Material provided
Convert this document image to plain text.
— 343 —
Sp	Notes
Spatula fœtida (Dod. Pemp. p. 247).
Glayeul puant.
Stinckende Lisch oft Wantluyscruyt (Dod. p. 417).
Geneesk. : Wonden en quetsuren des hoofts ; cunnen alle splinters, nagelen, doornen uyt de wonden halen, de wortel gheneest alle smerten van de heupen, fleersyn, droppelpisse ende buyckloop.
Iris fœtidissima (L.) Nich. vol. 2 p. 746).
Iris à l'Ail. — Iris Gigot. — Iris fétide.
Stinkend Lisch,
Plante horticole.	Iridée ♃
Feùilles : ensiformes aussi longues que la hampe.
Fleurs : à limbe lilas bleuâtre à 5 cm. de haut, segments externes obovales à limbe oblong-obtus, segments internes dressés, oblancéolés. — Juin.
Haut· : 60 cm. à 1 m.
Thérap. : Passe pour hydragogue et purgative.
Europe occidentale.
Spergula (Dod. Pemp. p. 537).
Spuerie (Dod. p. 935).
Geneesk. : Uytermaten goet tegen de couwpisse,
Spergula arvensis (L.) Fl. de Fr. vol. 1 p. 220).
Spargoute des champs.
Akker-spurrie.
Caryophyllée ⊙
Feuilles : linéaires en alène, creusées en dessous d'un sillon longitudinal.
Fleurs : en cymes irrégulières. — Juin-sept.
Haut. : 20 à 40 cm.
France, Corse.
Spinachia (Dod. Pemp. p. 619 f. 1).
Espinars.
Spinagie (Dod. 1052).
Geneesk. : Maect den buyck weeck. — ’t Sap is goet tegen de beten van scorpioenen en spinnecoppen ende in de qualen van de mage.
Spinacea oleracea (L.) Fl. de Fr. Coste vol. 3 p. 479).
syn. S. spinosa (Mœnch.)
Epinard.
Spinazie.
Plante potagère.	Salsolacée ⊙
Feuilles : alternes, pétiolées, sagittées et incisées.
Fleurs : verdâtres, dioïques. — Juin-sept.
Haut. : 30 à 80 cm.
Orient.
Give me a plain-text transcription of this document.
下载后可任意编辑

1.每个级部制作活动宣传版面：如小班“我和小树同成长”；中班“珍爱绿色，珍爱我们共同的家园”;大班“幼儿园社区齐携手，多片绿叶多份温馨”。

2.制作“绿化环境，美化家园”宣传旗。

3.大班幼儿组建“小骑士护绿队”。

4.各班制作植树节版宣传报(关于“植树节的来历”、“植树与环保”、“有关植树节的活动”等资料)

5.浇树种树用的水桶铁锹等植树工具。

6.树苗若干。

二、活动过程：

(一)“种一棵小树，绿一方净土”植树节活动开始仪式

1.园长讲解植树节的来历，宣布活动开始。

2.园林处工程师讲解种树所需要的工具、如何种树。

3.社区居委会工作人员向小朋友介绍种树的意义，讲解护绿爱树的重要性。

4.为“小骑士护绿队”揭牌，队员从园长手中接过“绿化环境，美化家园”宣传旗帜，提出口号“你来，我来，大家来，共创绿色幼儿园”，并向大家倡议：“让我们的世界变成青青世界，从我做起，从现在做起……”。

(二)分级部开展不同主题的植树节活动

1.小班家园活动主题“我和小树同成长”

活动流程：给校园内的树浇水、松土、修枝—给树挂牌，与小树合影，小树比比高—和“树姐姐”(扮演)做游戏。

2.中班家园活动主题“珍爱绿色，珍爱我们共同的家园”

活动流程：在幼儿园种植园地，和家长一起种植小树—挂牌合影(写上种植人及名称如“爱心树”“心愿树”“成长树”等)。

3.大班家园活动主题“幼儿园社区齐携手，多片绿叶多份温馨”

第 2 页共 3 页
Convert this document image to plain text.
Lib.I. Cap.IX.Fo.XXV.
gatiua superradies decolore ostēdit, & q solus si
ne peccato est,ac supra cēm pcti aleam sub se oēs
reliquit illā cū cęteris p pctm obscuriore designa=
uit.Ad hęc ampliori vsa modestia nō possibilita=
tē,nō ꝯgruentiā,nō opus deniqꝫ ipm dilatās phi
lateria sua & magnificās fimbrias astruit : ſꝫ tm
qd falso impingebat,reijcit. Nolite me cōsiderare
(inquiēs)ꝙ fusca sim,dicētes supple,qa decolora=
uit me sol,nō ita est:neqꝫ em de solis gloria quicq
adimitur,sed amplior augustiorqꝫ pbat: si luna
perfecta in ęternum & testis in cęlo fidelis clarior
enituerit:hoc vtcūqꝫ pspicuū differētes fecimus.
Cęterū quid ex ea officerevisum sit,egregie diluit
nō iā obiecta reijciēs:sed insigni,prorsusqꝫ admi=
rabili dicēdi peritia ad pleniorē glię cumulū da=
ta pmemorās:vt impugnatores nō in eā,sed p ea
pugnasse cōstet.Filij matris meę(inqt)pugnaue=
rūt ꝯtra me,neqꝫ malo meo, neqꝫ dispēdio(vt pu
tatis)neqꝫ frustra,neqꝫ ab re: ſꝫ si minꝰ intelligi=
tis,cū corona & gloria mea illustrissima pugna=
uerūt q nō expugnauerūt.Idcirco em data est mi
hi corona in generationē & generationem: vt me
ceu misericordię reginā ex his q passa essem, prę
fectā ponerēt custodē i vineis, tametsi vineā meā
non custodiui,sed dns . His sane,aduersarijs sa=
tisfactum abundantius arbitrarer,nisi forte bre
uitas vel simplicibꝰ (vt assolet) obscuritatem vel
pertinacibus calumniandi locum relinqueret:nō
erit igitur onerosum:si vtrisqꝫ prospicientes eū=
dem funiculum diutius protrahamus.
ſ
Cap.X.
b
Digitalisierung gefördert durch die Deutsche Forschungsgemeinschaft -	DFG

Problem description
Take the lines above and print them exactly.

Written response
Convert this document image to plain text.
— 343 —
Sp	Notes
Spatula fœtida (Dod. Pemp. p. 247).
Glayeul puant.
Stinckende Lisch oft Wantluyscruyt (Dod. p. 417).
Geneesk. : Wonden en quetsuren des hoofts ; cunnen alle splinters, nagelen, doornen uyt de wonden halen, de wortel gheneest alle smerten van de heupen, fleersyn, droppelpisse ende buyckloop.
Iris fœtidissima (L.) Nich. vol. 2 p. 746).
Iris à l'Ail. — Iris Gigot. — Iris fétide.
Stinkend Lisch,
Plante horticole.	Iridée ♃
Feùilles : ensiformes aussi longues que la hampe.
Fleurs : à limbe lilas bleuâtre à 5 cm. de haut, segments externes obovales à limbe oblong-obtus, segments internes dressés, oblancéolés. — Juin.
Haut· : 60 cm. à 1 m.
Thérap. : Passe pour hydragogue et purgative.
Europe occidentale.
Spergula (Dod. Pemp. p. 537).
Spuerie (Dod. p. 935).
Geneesk. : Uytermaten goet tegen de couwpisse,
Spergula arvensis (L.) Fl. de Fr. vol. 1 p. 220).
Spargoute des champs.
Akker-spurrie.
Caryophyllée ⊙
Feuilles : linéaires en alène, creusées en dessous d'un sillon longitudinal.
Fleurs : en cymes irrégulières. — Juin-sept.
Haut. : 20 à 40 cm.
France, Corse.
Spinachia (Dod. Pemp. p. 619 f. 1).
Espinars.
Spinagie (Dod. 1052).
Geneesk. : Maect den buyck weeck. — ’t Sap is goet tegen de beten van scorpioenen en spinnecoppen ende in de qualen van de mage.
Spinacea oleracea (L.) Fl. de Fr. Coste vol. 3 p. 479).
syn. S. spinosa (Mœnch.)
Epinard.
Spinazie.
Plante potagère.	Salsolacée ⊙
Feuilles : alternes, pétiolées, sagittées et incisées.
Fleurs : verdâtres, dioïques. — Juin-sept.
Haut. : 30 à 80 cm.
Orient.
Give me a plain-text transcription of this document.
下载后可任意编辑

1.每个级部制作活动宣传版面：如小班“我和小树同成长”；中班“珍爱绿色，珍爱我们共同的家园”;大班“幼儿园社区齐携手，多片绿叶多份温馨”。

2.制作“绿化环境，美化家园”宣传旗。

3.大班幼儿组建“小骑士护绿队”。

4.各班制作植树节版宣传报(关于“植树节的来历”、“植树与环保”、“有关植树节的活动”等资料)

5.浇树种树用的水桶铁锹等植树工具。

6.树苗若干。

二、活动过程：

(一)“种一棵小树，绿一方净土”植树节活动开始仪式

1.园长讲解植树节的来历，宣布活动开始。

2.园林处工程师讲解种树所需要的工具、如何种树。

3.社区居委会工作人员向小朋友介绍种树的意义，讲解护绿爱树的重要性。

4.为“小骑士护绿队”揭牌，队员从园长手中接过“绿化环境，美化家园”宣传旗帜，提出口号“你来，我来，大家来，共创绿色幼儿园”，并向大家倡议：“让我们的世界变成青青世界，从我做起，从现在做起……”。

(二)分级部开展不同主题的植树节活动

1.小班家园活动主题“我和小树同成长”

活动流程：给校园内的树浇水、松土、修枝—给树挂牌，与小树合影，小树比比高—和“树姐姐”(扮演)做游戏。

2.中班家园活动主题“珍爱绿色，珍爱我们共同的家园”

活动流程：在幼儿园种植园地，和家长一起种植小树—挂牌合影(写上种植人及名称如“爱心树”“心愿树”“成长树”等)。

3.大班家园活动主题“幼儿园社区齐携手，多片绿叶多份温馨”

第 2 页共 3 页
Convert this document image to plain text.
Lib.I. Cap.IX.Fo.XXV.
gatiua superradies decolore ostēdit, & q solus si
ne peccato est,ac supra cēm pcti aleam sub se oēs
reliquit illā cū cęteris p pctm obscuriore designa=
uit.Ad hęc ampliori vsa modestia nō possibilita=
tē,nō ꝯgruentiā,nō opus deniqꝫ ipm dilatās phi
lateria sua & magnificās fimbrias astruit : ſꝫ tm
qd falso impingebat,reijcit. Nolite me cōsiderare
(inquiēs)ꝙ fusca sim,dicētes supple,qa decolora=
uit me sol,nō ita est:neqꝫ em de solis gloria quicq
adimitur,sed amplior augustiorqꝫ pbat: si luna
perfecta in ęternum & testis in cęlo fidelis clarior
enituerit:hoc vtcūqꝫ pspicuū differētes fecimus.
Cęterū quid ex ea officerevisum sit,egregie diluit
nō iā obiecta reijciēs:sed insigni,prorsusqꝫ admi=
rabili dicēdi peritia ad pleniorē glię cumulū da=
ta pmemorās:vt impugnatores nō in eā,sed p ea
pugnasse cōstet.Filij matris meę(inqt)pugnaue=
rūt ꝯtra me,neqꝫ malo meo, neqꝫ dispēdio(vt pu
tatis)neqꝫ frustra,neqꝫ ab re: ſꝫ si minꝰ intelligi=
tis,cū corona & gloria mea illustrissima pugna=
uerūt q nō expugnauerūt.Idcirco em data est mi
hi corona in generationē & generationem: vt me
ceu misericordię reginā ex his q passa essem, prę
fectā ponerēt custodē i vineis, tametsi vineā meā
non custodiui,sed dns . His sane,aduersarijs sa=
tisfactum abundantius arbitrarer,nisi forte bre
uitas vel simplicibꝰ (vt assolet) obscuritatem vel
pertinacibus calumniandi locum relinqueret:nō
erit igitur onerosum:si vtrisqꝫ prospicientes eū=
dem funiculum diutius protrahamus.
ſ
Cap.X.
b
Digitalisierung gefördert durch die Deutsche Forschungsgemeinschaft -	DFG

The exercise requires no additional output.